Text provided
--- --- ---

Gilbert deserves a justice of the peace who knows the law. This position combines two of the things I am passionate about: I love Gilbert, and I love the law. What the people in the Highland district need to consider when casting their vote on Sept. 2, is what qualities, knowledge and experience a justice of the peace should have. I believe my education, experience and character make me the best choice.
It comes as a surprise to most people that to run for JP you need only be 18, live in the area, and read and write English; our community deserves much more than that. I am the only candidate who has been to law school.
A common misconception about the justice courts is that they only deal with traffic tickets. This is an important function they serve, but it is only one of many types of cases that come before the JP court. JPs hear cases where up to $10,000 is in dispute, individuals can be sentenced up to six months in jail or an eviction can be ordered. A JP can also issue search warrants and orders of protection. These cases involve complex legal issues that rest upon significant and fundamental civil rights; specific rules of evidence, court procedures and constitutional protections must be observed and enforced. Any judge must be intimately familiar with all of these aspects of the law, and the justice of the peace is no exception.
Our state and federal constitutions provide that a citizen cannot be deprived of "life, liberty, or property without due process of law," (A.R.S. Const. Art. 2 4. U.S. Constitution Amend. XIV 1). "Due process" is a term that has specific legal meaning which many state, federal and Supreme Court decisions have defined. A JP must understand the implications of the rulings he makes, not only looking at the specific situation involved, but in looking at that situation through the lens of these guaranteed constitutional rights.

--- --- ---

Supplied data
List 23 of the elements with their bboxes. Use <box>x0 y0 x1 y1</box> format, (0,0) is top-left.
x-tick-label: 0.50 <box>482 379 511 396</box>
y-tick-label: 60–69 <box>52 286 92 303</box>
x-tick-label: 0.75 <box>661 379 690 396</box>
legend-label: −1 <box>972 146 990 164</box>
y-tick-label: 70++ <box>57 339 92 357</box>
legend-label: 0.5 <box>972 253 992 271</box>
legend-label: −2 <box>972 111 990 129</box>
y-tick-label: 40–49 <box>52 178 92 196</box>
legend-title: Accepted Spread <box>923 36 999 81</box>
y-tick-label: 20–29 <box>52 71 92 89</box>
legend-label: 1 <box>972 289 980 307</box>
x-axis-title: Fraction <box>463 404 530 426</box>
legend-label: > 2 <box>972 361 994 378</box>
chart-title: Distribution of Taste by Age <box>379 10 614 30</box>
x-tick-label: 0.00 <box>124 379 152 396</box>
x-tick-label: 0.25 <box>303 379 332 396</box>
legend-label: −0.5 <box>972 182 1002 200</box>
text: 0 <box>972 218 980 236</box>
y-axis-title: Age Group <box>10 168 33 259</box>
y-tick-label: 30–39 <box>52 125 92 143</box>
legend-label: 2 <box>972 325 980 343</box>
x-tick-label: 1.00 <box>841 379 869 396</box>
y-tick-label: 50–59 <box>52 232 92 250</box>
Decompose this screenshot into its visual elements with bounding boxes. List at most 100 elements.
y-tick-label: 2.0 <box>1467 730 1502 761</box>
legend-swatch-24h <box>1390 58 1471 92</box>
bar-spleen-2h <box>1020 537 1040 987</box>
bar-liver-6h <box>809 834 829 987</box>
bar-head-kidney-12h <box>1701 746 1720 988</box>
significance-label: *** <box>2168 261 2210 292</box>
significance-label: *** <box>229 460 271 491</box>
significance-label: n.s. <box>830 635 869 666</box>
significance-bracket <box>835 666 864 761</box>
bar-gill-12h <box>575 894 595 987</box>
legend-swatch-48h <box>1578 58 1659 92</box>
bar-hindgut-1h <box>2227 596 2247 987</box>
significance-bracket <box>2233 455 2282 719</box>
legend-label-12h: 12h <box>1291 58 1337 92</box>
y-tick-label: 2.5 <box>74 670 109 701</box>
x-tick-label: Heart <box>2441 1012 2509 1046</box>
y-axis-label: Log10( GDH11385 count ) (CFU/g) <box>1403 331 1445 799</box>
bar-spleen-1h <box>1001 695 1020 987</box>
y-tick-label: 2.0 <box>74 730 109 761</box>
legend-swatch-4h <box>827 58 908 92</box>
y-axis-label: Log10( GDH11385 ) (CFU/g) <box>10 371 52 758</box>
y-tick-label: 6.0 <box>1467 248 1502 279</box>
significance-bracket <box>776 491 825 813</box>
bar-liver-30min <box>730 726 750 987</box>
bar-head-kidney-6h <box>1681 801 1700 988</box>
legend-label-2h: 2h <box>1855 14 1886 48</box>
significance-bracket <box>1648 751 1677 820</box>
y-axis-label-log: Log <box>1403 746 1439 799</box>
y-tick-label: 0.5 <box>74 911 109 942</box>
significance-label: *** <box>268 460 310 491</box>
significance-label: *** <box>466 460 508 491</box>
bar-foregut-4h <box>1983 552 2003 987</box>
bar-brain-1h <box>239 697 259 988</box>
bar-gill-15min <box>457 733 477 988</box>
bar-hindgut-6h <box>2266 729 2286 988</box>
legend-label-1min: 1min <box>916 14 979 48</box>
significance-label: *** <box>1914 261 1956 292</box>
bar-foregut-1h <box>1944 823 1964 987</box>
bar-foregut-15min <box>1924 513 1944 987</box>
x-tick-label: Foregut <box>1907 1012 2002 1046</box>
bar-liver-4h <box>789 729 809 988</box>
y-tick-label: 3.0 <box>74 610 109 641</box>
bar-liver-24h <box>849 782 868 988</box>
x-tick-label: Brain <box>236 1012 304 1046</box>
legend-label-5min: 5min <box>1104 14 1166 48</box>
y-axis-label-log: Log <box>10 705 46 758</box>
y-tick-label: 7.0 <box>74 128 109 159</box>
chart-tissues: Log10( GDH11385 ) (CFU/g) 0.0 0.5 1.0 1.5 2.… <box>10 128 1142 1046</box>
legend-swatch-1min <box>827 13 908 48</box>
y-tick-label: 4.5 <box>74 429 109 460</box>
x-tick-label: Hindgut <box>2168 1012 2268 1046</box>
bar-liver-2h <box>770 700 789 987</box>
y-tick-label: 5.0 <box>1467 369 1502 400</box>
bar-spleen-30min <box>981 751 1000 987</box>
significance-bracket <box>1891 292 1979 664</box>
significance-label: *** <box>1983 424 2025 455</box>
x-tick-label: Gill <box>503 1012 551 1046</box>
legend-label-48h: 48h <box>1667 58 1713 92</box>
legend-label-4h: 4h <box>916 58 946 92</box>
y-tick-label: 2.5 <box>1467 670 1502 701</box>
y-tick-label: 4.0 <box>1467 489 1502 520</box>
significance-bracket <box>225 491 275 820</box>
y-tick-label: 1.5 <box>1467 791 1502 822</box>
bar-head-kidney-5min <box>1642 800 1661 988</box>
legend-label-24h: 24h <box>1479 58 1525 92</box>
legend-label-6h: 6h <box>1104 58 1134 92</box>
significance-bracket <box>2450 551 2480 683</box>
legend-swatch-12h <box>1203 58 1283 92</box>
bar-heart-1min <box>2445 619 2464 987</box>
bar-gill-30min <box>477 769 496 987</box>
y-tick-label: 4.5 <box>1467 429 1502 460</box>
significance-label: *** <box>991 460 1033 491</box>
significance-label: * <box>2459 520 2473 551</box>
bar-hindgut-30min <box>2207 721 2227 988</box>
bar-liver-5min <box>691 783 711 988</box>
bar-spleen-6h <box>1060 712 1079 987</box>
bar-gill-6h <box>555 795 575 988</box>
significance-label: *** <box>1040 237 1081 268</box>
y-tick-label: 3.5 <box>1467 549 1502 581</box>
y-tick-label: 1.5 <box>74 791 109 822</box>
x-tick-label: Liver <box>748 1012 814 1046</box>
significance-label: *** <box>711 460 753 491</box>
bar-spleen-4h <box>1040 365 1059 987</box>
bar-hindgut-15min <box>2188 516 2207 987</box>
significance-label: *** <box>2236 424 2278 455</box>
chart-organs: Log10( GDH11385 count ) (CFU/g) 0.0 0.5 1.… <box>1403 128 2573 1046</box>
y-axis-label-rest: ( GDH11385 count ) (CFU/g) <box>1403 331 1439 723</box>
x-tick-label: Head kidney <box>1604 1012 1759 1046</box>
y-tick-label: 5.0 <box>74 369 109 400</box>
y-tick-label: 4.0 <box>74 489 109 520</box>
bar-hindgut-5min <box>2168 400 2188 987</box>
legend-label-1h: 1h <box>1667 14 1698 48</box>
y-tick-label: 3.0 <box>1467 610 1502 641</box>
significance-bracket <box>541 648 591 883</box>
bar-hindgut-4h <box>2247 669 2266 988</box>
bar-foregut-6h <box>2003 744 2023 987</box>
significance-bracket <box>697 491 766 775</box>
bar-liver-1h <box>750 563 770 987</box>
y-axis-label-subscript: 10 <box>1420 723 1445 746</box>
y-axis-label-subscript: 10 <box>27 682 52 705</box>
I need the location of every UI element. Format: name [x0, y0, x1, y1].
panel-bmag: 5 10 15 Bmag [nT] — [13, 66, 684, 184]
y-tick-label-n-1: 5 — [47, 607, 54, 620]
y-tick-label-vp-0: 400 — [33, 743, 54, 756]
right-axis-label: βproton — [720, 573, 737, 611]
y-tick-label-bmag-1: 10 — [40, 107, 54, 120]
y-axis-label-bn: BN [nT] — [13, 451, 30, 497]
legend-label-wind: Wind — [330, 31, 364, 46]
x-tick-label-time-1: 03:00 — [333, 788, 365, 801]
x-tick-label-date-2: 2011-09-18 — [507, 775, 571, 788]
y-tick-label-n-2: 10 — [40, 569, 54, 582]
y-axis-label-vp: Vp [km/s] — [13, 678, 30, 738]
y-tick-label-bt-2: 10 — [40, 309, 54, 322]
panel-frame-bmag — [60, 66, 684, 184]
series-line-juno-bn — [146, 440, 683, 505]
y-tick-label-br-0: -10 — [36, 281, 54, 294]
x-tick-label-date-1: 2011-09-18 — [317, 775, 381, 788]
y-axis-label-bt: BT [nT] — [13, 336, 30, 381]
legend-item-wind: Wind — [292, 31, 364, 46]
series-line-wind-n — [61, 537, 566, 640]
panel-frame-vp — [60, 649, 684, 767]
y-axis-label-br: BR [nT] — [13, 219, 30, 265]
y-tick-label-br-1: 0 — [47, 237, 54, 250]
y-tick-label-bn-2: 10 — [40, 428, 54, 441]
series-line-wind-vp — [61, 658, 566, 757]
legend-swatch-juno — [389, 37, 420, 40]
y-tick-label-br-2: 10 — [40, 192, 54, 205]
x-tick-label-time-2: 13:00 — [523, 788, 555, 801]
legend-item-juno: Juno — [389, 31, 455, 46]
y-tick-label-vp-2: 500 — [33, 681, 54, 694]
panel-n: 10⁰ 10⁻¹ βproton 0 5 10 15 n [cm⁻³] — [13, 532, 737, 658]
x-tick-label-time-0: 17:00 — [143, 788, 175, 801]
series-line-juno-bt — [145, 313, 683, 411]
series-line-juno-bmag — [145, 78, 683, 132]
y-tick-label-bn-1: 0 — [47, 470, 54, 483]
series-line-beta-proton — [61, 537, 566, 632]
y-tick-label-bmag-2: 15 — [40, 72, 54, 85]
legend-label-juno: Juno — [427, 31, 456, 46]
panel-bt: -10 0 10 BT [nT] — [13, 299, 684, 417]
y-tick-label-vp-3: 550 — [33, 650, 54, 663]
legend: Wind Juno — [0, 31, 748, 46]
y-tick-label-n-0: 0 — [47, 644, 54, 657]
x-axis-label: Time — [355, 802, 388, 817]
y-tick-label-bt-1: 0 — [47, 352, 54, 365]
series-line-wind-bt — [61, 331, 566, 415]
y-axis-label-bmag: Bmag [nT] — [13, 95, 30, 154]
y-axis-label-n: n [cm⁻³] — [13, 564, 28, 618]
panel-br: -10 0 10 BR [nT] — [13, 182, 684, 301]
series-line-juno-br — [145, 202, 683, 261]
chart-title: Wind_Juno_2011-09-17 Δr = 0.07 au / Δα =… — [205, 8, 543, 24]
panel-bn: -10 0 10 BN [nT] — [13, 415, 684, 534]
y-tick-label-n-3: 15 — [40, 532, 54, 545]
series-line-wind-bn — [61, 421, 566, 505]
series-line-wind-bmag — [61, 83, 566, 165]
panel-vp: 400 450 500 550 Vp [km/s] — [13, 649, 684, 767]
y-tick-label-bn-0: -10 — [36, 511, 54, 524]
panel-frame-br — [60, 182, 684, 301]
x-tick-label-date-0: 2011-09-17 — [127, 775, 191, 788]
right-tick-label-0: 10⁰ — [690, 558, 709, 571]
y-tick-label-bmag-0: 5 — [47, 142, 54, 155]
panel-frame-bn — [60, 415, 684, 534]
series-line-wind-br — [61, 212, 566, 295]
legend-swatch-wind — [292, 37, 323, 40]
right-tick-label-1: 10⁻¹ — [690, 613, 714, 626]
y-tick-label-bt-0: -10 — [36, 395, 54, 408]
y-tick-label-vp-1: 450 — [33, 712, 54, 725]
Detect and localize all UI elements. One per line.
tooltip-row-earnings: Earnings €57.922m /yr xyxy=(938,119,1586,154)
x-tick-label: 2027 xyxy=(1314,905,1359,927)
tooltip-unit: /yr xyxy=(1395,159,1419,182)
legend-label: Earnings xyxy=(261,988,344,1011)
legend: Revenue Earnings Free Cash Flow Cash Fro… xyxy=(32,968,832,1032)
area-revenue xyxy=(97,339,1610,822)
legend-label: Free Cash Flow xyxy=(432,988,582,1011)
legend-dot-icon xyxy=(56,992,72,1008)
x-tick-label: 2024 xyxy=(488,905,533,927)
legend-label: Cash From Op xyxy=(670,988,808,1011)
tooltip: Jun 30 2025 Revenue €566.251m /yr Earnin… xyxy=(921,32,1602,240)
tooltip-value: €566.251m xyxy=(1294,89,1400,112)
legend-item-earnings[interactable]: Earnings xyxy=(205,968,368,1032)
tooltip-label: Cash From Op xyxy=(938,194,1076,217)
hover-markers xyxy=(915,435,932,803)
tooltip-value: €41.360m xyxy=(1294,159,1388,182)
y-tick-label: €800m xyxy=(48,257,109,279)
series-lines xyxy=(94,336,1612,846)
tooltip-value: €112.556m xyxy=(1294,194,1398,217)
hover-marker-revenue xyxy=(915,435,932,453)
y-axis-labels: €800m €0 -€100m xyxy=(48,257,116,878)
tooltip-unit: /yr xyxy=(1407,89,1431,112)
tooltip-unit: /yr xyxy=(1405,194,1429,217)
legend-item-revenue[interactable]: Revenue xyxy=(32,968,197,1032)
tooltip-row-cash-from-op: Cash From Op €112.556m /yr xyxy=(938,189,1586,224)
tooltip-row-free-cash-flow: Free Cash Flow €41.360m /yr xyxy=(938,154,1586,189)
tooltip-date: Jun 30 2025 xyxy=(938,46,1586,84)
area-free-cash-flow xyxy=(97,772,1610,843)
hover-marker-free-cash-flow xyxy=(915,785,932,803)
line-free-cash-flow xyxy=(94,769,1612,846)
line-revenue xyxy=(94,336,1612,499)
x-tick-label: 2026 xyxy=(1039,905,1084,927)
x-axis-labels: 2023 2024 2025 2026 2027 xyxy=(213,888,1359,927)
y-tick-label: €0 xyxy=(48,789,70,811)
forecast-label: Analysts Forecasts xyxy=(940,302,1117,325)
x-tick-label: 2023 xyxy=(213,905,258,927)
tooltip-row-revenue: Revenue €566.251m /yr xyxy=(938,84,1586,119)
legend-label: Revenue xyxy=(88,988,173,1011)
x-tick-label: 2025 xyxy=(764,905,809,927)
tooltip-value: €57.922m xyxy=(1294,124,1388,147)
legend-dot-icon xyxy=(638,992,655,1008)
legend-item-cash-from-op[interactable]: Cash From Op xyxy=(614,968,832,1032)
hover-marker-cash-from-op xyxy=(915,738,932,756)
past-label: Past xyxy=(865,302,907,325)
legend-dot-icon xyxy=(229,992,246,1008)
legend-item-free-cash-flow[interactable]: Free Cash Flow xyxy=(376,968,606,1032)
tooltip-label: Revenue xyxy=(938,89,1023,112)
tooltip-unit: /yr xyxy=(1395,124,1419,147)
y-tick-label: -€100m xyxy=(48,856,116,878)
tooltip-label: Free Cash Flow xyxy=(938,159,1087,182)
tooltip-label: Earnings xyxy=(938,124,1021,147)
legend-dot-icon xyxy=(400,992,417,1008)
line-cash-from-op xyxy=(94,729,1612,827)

--- --- ---

Your objective
Print the passage from the justice of the peace campaign statement above, between "Our state and" and "guaranteed constitutional rights.", inclusive, without changing any wording.

Answer to this task
Our state and federal constitutions provide that a citizen cannot be deprived of "life, liberty, or property without due process of law," (A.R.S. Const. Art. 2 4. U.S. Constitution Amend. XIV 1). "Due process" is a term that has specific legal meaning which many state, federal and Supreme Court decisions have defined. A JP must understand the implications of the rulings he makes, not only looking at the specific situation involved, but in looking at that situation through the lens of these guaranteed constitutional rights.